● **What the task requires**: Type out the complete listing below word for word, without its pictures.

● **Material provided**:
* START *
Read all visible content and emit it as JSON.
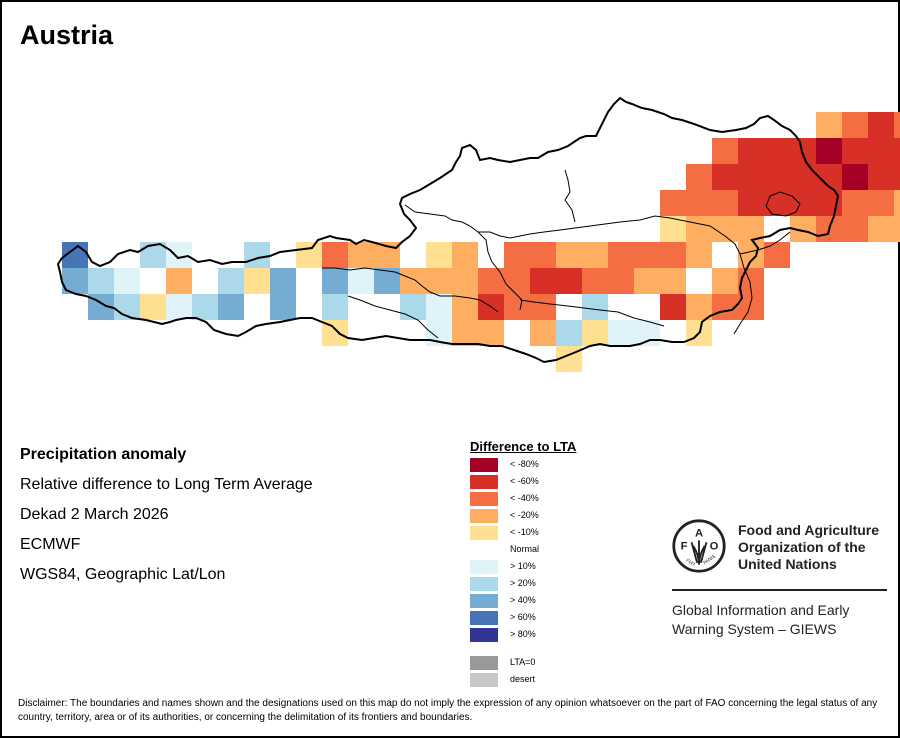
{
  "title": "Austria",
  "info": {
    "heading": "Precipitation anomaly",
    "line1": "Relative difference to Long Term Average",
    "line2": "Dekad 2 March 2026",
    "line3": "ECMWF",
    "line4": "WGS84, Geographic Lat/Lon"
  },
  "legend": {
    "title": "Difference to LTA",
    "items": [
      {
        "label": "< -80%",
        "color": "#a50026"
      },
      {
        "label": "< -60%",
        "color": "#d73027"
      },
      {
        "label": "< -40%",
        "color": "#f46d43"
      },
      {
        "label": "< -20%",
        "color": "#fdae61"
      },
      {
        "label": "< -10%",
        "color": "#fee090"
      },
      {
        "label": "Normal",
        "color": "#ffffff"
      },
      {
        "label": "> 10%",
        "color": "#e0f3f8"
      },
      {
        "label": "> 20%",
        "color": "#abd9e9"
      },
      {
        "label": "> 40%",
        "color": "#74add1"
      },
      {
        "label": "> 60%",
        "color": "#4575b4"
      },
      {
        "label": "> 80%",
        "color": "#313695"
      },
      {
        "label": "LTA=0",
        "color": "#999999"
      },
      {
        "label": "desert",
        "color": "#c8c8c8"
      }
    ]
  },
  "map": {
    "class_codes": {
      "A": "< -80%",
      "R": "< -60%",
      "O": "< -40%",
      "L": "< -20%",
      "Y": "< -10%",
      "W": "Normal",
      "V": "> 10%",
      "B": "> 20%",
      "M": "> 40%",
      "D": "> 60%",
      "N": "> 80%"
    },
    "grid_rows": [
      "..............................LOROLWAW",
      "..........................ORRRARRRAOOLRR.",
      ".........................ORRRRRARROLRRRR.",
      "........................OOORRRROOLOOOLWRR",
      "........................YLLLWLOOLLYLLRRRA",
      ".DWWBVWWBWYOLLWYLWOOLLOOOLWLO..",
      ".MBVWLWBYMWMVMLLLOORROOLLWLOW..",
      ".WMBYVBMWMWBWWBVLROOWBWWRLOO...",
      "...........Y...VLL.LBYVV.Y.....",
      "....................Y.........."
    ]
  },
  "fao": {
    "name_line1": "Food and Agriculture",
    "name_line2": "Organization of the",
    "name_line3": "United Nations",
    "sub_line1": "Global Information and Early",
    "sub_line2": "Warning System – GIEWS",
    "logo_letters": "FAO FIAT PANIS"
  },
  "disclaimer": "Disclaimer: The boundaries and names shown and the designations used on this map do not imply the expression of any opinion whatsoever on the part of FAO concerning the legal status of any country, territory, area or of its authorities, or concerning the delimitation of its frontiers and boundaries."
}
* END *
● **Solution for this problem**:
Read all visible content and emit it as JSON.
{
  "title": "Austria",
  "info": {
    "heading": "Precipitation anomaly",
    "line1": "Relative difference to Long Term Average",
    "line2": "Dekad 2 March 2026",
    "line3": "ECMWF",
    "line4": "WGS84, Geographic Lat/Lon"
  },
  "legend": {
    "title": "Difference to LTA",
    "items": [
      {
        "label": "< -80%",
        "color": "#a50026"
      },
      {
        "label": "< -60%",
        "color": "#d73027"
      },
      {
        "label": "< -40%",
        "color": "#f46d43"
      },
      {
        "label": "< -20%",
        "color": "#fdae61"
      },
      {
        "label": "< -10%",
        "color": "#fee090"
      },
      {
        "label": "Normal",
        "color": "#ffffff"
      },
      {
        "label": "> 10%",
        "color": "#e0f3f8"
      },
      {
        "label": "> 20%",
        "color": "#abd9e9"
      },
      {
        "label": "> 40%",
        "color": "#74add1"
      },
      {
        "label": "> 60%",
        "color": "#4575b4"
      },
      {
        "label": "> 80%",
        "color": "#313695"
      },
      {
        "label": "LTA=0",
        "color": "#999999"
      },
      {
        "label": "desert",
        "color": "#c8c8c8"
      }
    ]
  },
  "map": {
    "class_codes": {
      "A": "< -80%",
      "R": "< -60%",
      "O": "< -40%",
      "L": "< -20%",
      "Y": "< -10%",
      "W": "Normal",
      "V": "> 10%",
      "B": "> 20%",
      "M": "> 40%",
      "D": "> 60%",
      "N": "> 80%"
    },
    "grid_rows": [
      "..............................LOROLWAW",
      "..........................ORRRARRRAOOLRR.",
      ".........................ORRRRRARROLRRRR.",
      "........................OOORRRROOLOOOLWRR",
      "........................YLLLWLOOLLYLLRRRA",
      ".DWWBVWWBWYOLLWYLWOOLLOOOLWLO..",
      ".MBVWLWBYMWMVMLLLOORROOLLWLOW..",
      ".WMBYVBMWMWBWWBVLROOWBWWRLOO...",
      "...........Y...VLL.LBYVV.Y.....",
      "....................Y.........."
    ]
  },
  "fao": {
    "name_line1": "Food and Agriculture",
    "name_line2": "Organization of the",
    "name_line3": "United Nations",
    "sub_line1": "Global Information and Early",
    "sub_line2": "Warning System – GIEWS",
    "logo_letters": "FAO FIAT PANIS"
  },
  "disclaimer": "Disclaimer: The boundaries and names shown and the designations used on this map do not imply the expression of any opinion whatsoever on the part of FAO concerning the legal status of any country, territory, area or of its authorities, or concerning the delimitation of its frontiers and boundaries."
}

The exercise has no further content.